What you have to do
Copy whichever lines contain the string "created".

Material to process
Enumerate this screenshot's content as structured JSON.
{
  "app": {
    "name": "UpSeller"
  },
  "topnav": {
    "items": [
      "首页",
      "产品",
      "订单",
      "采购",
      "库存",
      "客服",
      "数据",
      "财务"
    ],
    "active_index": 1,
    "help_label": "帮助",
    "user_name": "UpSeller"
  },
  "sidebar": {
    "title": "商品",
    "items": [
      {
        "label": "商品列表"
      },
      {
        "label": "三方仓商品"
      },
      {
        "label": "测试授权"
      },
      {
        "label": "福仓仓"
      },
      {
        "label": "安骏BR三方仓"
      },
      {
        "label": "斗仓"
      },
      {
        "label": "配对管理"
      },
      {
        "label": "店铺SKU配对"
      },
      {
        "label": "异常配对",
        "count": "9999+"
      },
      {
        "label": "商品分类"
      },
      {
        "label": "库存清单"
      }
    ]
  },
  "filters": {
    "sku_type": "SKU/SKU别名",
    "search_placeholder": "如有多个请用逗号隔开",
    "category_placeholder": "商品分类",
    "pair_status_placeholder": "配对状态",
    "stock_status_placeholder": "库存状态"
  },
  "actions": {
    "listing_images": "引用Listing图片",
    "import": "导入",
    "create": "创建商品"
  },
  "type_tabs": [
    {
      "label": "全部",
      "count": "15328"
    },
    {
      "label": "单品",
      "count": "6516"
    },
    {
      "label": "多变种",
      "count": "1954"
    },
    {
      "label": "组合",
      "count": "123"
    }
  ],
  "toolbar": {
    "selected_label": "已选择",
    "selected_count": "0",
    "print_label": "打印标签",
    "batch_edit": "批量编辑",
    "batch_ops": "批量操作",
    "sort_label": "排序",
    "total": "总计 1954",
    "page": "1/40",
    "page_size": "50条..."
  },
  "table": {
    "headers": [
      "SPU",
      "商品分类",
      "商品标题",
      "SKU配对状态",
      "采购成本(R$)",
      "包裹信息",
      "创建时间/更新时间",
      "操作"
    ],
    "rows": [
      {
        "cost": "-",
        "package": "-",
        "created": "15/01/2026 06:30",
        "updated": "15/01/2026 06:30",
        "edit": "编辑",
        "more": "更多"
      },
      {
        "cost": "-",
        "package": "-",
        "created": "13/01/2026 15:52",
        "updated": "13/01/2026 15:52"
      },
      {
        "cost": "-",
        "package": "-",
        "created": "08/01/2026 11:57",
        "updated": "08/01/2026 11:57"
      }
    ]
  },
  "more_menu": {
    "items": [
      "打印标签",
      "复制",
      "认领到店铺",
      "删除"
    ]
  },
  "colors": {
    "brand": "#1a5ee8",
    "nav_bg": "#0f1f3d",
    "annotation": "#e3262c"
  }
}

Answer for the task
        "created": "15/01/2026 06:30",
        "created": "13/01/2026 15:52",
        "created": "08/01/2026 11:57",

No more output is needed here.